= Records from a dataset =
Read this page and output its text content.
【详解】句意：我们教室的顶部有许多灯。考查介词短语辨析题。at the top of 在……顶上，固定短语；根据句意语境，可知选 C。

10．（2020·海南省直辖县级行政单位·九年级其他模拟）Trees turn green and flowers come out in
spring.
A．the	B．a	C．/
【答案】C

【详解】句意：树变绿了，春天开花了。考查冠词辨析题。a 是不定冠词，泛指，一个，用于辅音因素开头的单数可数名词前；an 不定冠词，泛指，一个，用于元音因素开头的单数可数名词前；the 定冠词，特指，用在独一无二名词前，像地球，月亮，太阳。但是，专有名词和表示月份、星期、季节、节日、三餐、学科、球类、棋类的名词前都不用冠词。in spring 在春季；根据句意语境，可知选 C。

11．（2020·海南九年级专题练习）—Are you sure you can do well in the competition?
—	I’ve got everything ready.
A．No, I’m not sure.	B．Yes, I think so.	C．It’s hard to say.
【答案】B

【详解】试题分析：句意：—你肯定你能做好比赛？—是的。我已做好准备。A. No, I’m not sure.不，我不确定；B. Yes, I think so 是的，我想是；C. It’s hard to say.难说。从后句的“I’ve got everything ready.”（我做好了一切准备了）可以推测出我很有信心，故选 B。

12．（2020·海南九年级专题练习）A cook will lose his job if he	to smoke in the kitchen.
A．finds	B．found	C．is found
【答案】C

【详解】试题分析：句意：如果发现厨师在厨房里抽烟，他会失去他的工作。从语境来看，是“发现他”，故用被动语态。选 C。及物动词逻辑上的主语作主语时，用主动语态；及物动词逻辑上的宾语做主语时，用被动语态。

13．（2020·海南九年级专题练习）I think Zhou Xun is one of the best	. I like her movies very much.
==
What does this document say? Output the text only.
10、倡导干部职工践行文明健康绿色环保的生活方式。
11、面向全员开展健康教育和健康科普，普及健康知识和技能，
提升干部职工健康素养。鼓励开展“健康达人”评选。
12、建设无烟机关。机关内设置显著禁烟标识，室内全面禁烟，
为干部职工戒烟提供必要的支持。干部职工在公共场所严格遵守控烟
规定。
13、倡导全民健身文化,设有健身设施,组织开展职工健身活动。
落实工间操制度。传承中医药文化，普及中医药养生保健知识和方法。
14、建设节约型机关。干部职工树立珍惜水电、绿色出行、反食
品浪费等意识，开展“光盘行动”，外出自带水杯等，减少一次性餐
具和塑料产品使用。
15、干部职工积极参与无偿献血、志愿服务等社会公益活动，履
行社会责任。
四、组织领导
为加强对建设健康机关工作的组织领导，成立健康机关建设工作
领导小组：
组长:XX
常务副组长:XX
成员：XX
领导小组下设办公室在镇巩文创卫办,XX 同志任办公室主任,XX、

= What you should do =
Read the data above. Pull out each line in which the string "hard" appears.

= Result =
A．No, I’m not sure.	B．Yes, I think so.	C．It’s hard to say.
【详解】试题分析：句意：—你肯定你能做好比赛？—是的。我已做好准备。A. No, I’m not sure.不，我不确定；B. Yes, I think so 是的，我想是；C. It’s hard to say.难说。从后句的“I’ve got everything ready.”（我做好了一切准备了）可以推测出我很有信心，故选 B。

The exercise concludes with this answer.